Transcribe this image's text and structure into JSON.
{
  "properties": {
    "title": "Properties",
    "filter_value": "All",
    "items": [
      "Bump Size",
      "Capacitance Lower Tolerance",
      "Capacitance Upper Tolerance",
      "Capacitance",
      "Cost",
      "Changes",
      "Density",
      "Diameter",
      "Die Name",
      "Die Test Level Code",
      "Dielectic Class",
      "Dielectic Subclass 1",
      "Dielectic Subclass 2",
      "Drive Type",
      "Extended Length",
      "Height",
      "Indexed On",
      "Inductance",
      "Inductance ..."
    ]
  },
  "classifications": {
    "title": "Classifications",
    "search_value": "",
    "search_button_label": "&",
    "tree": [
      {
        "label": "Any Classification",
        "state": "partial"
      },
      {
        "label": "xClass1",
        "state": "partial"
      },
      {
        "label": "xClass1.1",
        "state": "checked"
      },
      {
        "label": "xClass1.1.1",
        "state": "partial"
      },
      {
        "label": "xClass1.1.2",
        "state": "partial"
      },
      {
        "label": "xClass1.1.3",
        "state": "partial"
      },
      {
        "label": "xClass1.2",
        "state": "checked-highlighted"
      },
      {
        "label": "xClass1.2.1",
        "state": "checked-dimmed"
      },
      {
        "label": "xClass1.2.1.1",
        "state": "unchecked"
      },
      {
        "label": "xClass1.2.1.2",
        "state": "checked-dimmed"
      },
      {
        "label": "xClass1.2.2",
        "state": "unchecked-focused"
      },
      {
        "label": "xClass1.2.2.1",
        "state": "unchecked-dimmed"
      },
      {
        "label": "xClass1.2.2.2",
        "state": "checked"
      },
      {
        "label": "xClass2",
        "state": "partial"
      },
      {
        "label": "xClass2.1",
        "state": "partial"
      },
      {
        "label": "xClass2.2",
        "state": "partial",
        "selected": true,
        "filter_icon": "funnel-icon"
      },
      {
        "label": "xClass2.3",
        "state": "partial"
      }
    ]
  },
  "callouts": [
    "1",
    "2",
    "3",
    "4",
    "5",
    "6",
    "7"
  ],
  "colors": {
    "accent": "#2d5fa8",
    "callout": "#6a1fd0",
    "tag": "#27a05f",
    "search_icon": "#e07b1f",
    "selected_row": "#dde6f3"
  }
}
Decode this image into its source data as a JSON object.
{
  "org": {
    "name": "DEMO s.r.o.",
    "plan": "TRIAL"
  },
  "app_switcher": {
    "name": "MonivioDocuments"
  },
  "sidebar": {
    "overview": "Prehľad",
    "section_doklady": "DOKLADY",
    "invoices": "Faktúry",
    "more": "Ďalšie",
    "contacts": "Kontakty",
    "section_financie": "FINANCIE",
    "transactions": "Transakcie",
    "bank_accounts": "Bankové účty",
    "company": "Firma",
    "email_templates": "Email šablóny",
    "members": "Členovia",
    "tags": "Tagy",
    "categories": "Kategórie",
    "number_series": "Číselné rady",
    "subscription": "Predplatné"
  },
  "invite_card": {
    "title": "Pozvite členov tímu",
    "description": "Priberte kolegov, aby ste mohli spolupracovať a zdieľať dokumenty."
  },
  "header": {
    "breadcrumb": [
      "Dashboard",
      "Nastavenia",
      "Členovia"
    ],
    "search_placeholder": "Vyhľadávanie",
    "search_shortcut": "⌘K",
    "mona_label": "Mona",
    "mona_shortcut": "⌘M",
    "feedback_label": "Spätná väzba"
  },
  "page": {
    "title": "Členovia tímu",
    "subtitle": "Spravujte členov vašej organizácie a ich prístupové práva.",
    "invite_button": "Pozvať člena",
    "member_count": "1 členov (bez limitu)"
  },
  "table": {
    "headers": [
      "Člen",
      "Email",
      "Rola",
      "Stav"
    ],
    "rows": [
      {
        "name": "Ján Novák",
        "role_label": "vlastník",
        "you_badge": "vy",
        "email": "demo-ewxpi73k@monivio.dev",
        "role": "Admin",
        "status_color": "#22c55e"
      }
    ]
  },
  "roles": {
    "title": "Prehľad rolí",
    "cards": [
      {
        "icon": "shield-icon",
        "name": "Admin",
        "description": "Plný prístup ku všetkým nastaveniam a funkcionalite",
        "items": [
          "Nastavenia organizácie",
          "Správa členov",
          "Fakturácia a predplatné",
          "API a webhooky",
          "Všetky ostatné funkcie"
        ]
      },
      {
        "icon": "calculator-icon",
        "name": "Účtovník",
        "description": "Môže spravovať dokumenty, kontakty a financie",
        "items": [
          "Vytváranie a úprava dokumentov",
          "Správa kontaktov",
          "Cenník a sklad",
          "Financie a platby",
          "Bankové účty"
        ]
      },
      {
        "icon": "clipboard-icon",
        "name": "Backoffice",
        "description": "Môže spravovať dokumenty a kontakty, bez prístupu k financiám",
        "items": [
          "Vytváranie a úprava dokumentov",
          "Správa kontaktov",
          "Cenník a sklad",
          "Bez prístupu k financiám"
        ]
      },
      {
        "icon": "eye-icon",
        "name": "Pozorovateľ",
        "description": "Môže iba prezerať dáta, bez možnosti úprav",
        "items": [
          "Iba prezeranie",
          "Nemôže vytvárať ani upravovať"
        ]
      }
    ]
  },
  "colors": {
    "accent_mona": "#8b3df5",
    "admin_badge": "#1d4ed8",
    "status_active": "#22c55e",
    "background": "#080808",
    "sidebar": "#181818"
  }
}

——————————

▶ **WORK TO BE COMPLETED**: Reproduce the entries above exactly.

▶ **ANSWER TO THE PROBLEM**:
Transcribe this image's text and structure into JSON.
{
  "properties": {
    "title": "Properties",
    "filter_value": "All",
    "items": [
      "Bump Size",
      "Capacitance Lower Tolerance",
      "Capacitance Upper Tolerance",
      "Capacitance",
      "Cost",
      "Changes",
      "Density",
      "Diameter",
      "Die Name",
      "Die Test Level Code",
      "Dielectic Class",
      "Dielectic Subclass 1",
      "Dielectic Subclass 2",
      "Drive Type",
      "Extended Length",
      "Height",
      "Indexed On",
      "Inductance",
      "Inductance ..."
    ]
  },
  "classifications": {
    "title": "Classifications",
    "search_value": "",
    "search_button_label": "&",
    "tree": [
      {
        "label": "Any Classification",
        "state": "partial"
      },
      {
        "label": "xClass1",
        "state": "partial"
      },
      {
        "label": "xClass1.1",
        "state": "checked"
      },
      {
        "label": "xClass1.1.1",
        "state": "partial"
      },
      {
        "label": "xClass1.1.2",
        "state": "partial"
      },
      {
        "label": "xClass1.1.3",
        "state": "partial"
      },
      {
        "label": "xClass1.2",
        "state": "checked-highlighted"
      },
      {
        "label": "xClass1.2.1",
        "state": "checked-dimmed"
      },
      {
        "label": "xClass1.2.1.1",
        "state": "unchecked"
      },
      {
        "label": "xClass1.2.1.2",
        "state": "checked-dimmed"
      },
      {
        "label": "xClass1.2.2",
        "state": "unchecked-focused"
      },
      {
        "label": "xClass1.2.2.1",
        "state": "unchecked-dimmed"
      },
      {
        "label": "xClass1.2.2.2",
        "state": "checked"
      },
      {
        "label": "xClass2",
        "state": "partial"
      },
      {
        "label": "xClass2.1",
        "state": "partial"
      },
      {
        "label": "xClass2.2",
        "state": "partial",
        "selected": true,
        "filter_icon": "funnel-icon"
      },
      {
        "label": "xClass2.3",
        "state": "partial"
      }
    ]
  },
  "callouts": [
    "1",
    "2",
    "3",
    "4",
    "5",
    "6",
    "7"
  ],
  "colors": {
    "accent": "#2d5fa8",
    "callout": "#6a1fd0",
    "tag": "#27a05f",
    "search_icon": "#e07b1f",
    "selected_row": "#dde6f3"
  }
}
Decode this image into its source data as a JSON object.
{
  "org": {
    "name": "DEMO s.r.o.",
    "plan": "TRIAL"
  },
  "app_switcher": {
    "name": "MonivioDocuments"
  },
  "sidebar": {
    "overview": "Prehľad",
    "section_doklady": "DOKLADY",
    "invoices": "Faktúry",
    "more": "Ďalšie",
    "contacts": "Kontakty",
    "section_financie": "FINANCIE",
    "transactions": "Transakcie",
    "bank_accounts": "Bankové účty",
    "company": "Firma",
    "email_templates": "Email šablóny",
    "members": "Členovia",
    "tags": "Tagy",
    "categories": "Kategórie",
    "number_series": "Číselné rady",
    "subscription": "Predplatné"
  },
  "invite_card": {
    "title": "Pozvite členov tímu",
    "description": "Priberte kolegov, aby ste mohli spolupracovať a zdieľať dokumenty."
  },
  "header": {
    "breadcrumb": [
      "Dashboard",
      "Nastavenia",
      "Členovia"
    ],
    "search_placeholder": "Vyhľadávanie",
    "search_shortcut": "⌘K",
    "mona_label": "Mona",
    "mona_shortcut": "⌘M",
    "feedback_label": "Spätná väzba"
  },
  "page": {
    "title": "Členovia tímu",
    "subtitle": "Spravujte členov vašej organizácie a ich prístupové práva.",
    "invite_button": "Pozvať člena",
    "member_count": "1 členov (bez limitu)"
  },
  "table": {
    "headers": [
      "Člen",
      "Email",
      "Rola",
      "Stav"
    ],
    "rows": [
      {
        "name": "Ján Novák",
        "role_label": "vlastník",
        "you_badge": "vy",
        "email": "demo-ewxpi73k@monivio.dev",
        "role": "Admin",
        "status_color": "#22c55e"
      }
    ]
  },
  "roles": {
    "title": "Prehľad rolí",
    "cards": [
      {
        "icon": "shield-icon",
        "name": "Admin",
        "description": "Plný prístup ku všetkým nastaveniam a funkcionalite",
        "items": [
          "Nastavenia organizácie",
          "Správa členov",
          "Fakturácia a predplatné",
          "API a webhooky",
          "Všetky ostatné funkcie"
        ]
      },
      {
        "icon": "calculator-icon",
        "name": "Účtovník",
        "description": "Môže spravovať dokumenty, kontakty a financie",
        "items": [
          "Vytváranie a úprava dokumentov",
          "Správa kontaktov",
          "Cenník a sklad",
          "Financie a platby",
          "Bankové účty"
        ]
      },
      {
        "icon": "clipboard-icon",
        "name": "Backoffice",
        "description": "Môže spravovať dokumenty a kontakty, bez prístupu k financiám",
        "items": [
          "Vytváranie a úprava dokumentov",
          "Správa kontaktov",
          "Cenník a sklad",
          "Bez prístupu k financiám"
        ]
      },
      {
        "icon": "eye-icon",
        "name": "Pozorovateľ",
        "description": "Môže iba prezerať dáta, bez možnosti úprav",
        "items": [
          "Iba prezeranie",
          "Nemôže vytvárať ani upravovať"
        ]
      }
    ]
  },
  "colors": {
    "accent_mona": "#8b3df5",
    "admin_badge": "#1d4ed8",
    "status_active": "#22c55e",
    "background": "#080808",
    "sidebar": "#181818"
  }
}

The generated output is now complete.